EXTRACTED MATERIAL:
--
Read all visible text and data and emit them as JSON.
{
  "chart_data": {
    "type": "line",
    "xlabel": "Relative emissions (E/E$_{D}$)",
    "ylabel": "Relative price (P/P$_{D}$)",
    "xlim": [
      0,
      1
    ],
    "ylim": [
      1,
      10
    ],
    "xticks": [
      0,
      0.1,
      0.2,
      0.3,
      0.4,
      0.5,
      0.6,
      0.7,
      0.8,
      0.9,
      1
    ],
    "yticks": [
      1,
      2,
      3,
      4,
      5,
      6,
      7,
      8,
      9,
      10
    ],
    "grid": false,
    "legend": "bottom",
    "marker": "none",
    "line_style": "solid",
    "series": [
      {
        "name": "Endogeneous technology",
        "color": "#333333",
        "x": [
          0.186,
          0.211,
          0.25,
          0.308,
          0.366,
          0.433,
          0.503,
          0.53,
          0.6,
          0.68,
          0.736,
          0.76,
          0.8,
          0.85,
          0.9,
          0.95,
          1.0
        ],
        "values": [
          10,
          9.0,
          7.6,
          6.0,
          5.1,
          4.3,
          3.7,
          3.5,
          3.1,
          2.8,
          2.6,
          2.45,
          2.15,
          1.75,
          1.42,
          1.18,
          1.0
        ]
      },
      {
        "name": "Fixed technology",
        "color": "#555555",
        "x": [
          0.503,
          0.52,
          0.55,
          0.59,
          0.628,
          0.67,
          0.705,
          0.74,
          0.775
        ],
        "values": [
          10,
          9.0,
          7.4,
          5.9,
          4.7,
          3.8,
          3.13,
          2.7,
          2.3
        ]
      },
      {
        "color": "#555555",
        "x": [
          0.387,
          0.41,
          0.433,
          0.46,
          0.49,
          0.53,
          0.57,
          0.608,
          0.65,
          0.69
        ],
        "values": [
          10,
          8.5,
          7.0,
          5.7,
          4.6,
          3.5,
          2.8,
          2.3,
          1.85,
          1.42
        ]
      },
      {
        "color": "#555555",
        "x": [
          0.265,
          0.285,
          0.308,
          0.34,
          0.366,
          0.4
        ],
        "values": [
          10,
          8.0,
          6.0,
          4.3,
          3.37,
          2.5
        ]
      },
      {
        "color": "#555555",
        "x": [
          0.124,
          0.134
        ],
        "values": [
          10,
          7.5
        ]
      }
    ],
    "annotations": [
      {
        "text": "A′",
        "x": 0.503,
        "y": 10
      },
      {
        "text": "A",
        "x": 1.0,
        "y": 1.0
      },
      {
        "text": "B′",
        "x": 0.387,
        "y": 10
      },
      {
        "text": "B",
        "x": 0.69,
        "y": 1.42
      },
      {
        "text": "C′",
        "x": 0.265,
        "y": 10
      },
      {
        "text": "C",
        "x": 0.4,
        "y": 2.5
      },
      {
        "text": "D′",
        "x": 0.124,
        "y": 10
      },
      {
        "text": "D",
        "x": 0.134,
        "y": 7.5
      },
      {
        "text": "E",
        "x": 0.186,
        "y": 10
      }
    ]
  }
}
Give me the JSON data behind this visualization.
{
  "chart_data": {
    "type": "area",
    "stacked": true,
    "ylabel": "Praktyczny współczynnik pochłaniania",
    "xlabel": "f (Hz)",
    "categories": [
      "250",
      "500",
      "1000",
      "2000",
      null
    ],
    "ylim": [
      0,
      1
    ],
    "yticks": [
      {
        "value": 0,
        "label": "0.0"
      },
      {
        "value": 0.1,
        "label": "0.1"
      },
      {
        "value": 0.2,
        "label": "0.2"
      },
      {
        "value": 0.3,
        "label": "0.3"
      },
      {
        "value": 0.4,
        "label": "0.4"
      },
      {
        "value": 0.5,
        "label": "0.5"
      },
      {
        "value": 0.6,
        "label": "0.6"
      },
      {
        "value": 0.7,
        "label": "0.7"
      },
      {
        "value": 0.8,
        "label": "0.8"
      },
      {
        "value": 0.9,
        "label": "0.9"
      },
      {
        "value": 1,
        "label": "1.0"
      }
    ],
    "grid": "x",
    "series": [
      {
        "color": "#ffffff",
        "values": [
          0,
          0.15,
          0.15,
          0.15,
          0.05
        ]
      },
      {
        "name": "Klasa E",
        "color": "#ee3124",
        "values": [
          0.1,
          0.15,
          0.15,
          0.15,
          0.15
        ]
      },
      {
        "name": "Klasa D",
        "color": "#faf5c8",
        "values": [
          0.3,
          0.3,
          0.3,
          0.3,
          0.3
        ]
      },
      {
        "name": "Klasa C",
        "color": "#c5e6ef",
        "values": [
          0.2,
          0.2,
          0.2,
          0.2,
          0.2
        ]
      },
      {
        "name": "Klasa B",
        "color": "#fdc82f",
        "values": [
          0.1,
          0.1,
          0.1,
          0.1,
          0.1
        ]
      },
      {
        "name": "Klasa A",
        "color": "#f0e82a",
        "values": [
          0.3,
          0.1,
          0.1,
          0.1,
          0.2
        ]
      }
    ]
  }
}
--
JOB:
Copy each line that holds the word "name".

REPLY:
        "name": "Endogeneous technology",
        "name": "Fixed technology",
        "name": "Klasa E",
        "name": "Klasa D",
        "name": "Klasa C",
        "name": "Klasa B",
        "name": "Klasa A",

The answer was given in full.